Supplied text:
►
You would like to get started with resin art? Maybe you're just planning a small project to see if you enjoy it? Then this blog article is just right for you! You will get an overview about all the materials you need to get started. Resin is a relatively expensive medium, but the additional supplies don't have to be.

The preparation:

You can work on a small table. Balance the table with a spirit level, then cover it with a garbage bag. You could also work on the floor, if you want. The resin can be peeled off easily from plastic garbage bags. The shinier your plastic surface is, the better you can remove the cured resin.

For mixing you will need a large plastic mixing cup with well-marked graduations. You can get these inexpensive items in dollar stores. The more flexible the mixing cup, the better you can peel off the resin after it has cured. Silicone cups can also be used, but over time they become crumbly and they're harder to clean. Choose a matching plastic stirrer for your mixing cup.

You will then need smaller plastic cups to mix the individual colors. It's even better to recycle and reuse yoghurt pots for this purpose. You can use plastic knives for mixing. With a paper towel you can clean the mixing spatula and plastic knives afterwards.

I also like to use the small measuring spoons of baby formula milk, these can be used for years. The mixing cups can be put upside down on the plastic surface after use, the resin can be peeled off the next day.

For your first projects I also recommend a shopping trip to your local dollar store. Here you can find all the supplies I've mentioned above. You can also find cheap muffin silicone molds for your first attempts. Please make sure that the silicone has a shiny surface, then your resin object will also be shiny in the end. A few inexpensive wooden objects like small trays are great for practicing. When you're more experienced in handling the resin, you can move on to larger and more expensive boards and silicone molds for resin.
◄
Excerpted records:
►
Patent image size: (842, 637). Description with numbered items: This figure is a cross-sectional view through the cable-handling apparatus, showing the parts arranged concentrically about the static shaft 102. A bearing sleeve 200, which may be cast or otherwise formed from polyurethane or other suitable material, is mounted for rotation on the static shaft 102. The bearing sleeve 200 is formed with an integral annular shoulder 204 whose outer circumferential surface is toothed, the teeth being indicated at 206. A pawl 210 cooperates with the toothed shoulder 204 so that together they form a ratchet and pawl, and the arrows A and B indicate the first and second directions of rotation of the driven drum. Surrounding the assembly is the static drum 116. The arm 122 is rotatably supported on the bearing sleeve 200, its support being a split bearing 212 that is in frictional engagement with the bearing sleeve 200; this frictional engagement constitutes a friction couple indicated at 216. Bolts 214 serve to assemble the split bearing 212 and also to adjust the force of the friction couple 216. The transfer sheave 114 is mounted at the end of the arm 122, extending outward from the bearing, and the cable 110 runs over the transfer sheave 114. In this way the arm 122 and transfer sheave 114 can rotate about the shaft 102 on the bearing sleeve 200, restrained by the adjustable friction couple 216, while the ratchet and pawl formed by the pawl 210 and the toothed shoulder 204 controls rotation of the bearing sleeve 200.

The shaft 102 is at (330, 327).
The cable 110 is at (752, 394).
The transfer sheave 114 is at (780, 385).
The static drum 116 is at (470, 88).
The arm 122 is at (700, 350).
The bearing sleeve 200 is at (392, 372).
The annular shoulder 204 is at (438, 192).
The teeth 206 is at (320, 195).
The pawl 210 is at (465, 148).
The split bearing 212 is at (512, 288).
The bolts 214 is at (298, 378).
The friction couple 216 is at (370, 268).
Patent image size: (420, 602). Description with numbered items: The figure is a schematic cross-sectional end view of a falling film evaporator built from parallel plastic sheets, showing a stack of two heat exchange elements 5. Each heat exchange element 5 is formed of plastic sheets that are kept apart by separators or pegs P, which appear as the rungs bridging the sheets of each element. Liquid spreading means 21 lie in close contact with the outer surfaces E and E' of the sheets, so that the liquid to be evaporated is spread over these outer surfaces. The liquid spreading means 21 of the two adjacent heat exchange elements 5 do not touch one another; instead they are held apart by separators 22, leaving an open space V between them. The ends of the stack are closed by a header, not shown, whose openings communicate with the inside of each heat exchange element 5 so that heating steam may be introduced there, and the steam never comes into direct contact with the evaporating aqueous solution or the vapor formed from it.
◄
Problem set:
[a] Answer these from the resin art text:
(i) What should the table be covered with after it is balanced?
(ii) Where can inexpensive plastic mixing cups be found?
(iii) What can be recycled and reused for mixing the individual colors?
[b] Please explain why the resin art text advises choosing a flexible mixing cup, in one to three sentences.
[c] Carry the resin art supplies text forward from its last sentence.
The lines have nothing to do with the resin art text.

Task responses:
[a]
(i) A garbage bag.
(ii) In dollar stores.
(iii) Yoghurt pots.

[b] The text says that the more flexible the mixing cup is, the better the resin can be peeled off it once it has cured.

[c]
Your safety:

It is best to wear old, long-sleeved clothing because resin can't be removed from clothes. Tie back long hair. You should avoid skin contact to resin, nitrile gloves are the best choice. You can wear two pairs of gloves, then they can be changed more easily once they get dirty.

According to the manufacturers of some resin brands, a well-ventilated room is sufficient to work safely with resin. However, not all resin brands are equal, so please read the related safety data sheet. For more safety or when in doubt, I would recommend to wear a respirator. It should contain a combination of an organic vapor cartridge and particulate filters.

The tools:

With a torch you can remove air bubbles on the surface without blowing around the resin and your design.

With a heat tool (not a hair dryer!) You can create beautiful effects in your artwork. You can also use it to remove bubbles on the surface when you use it at a high temperature setting. If you have to choose between both tools, you should go for the heat gun.

Please make sure it has several temperature and blower settings.

The base for your art

This depends on what you want to create. Would you like to use silicone molds to cast objects or coasters? Or are you planning a wall hanging?

If you want to pour in silicone molds, you can reuse them about 20 times, with good care even more often. The edges of the silicone mold should be very thick-walled. Otherwise they will wear out quickly. The surface should be shiny, then you will get a nice and glossy result.

Wooden boards are ideal for working wih resin. For larger projects you should prime them with Gesso beforehand. I don't recommend to use canvases, the surface should be as rigid as possible for resin.

If you would like to tape your wooden board around the edges beforehand, you can use a good adhesive paint for painters. I like to use the blue painter's tape from Tesa or 3M.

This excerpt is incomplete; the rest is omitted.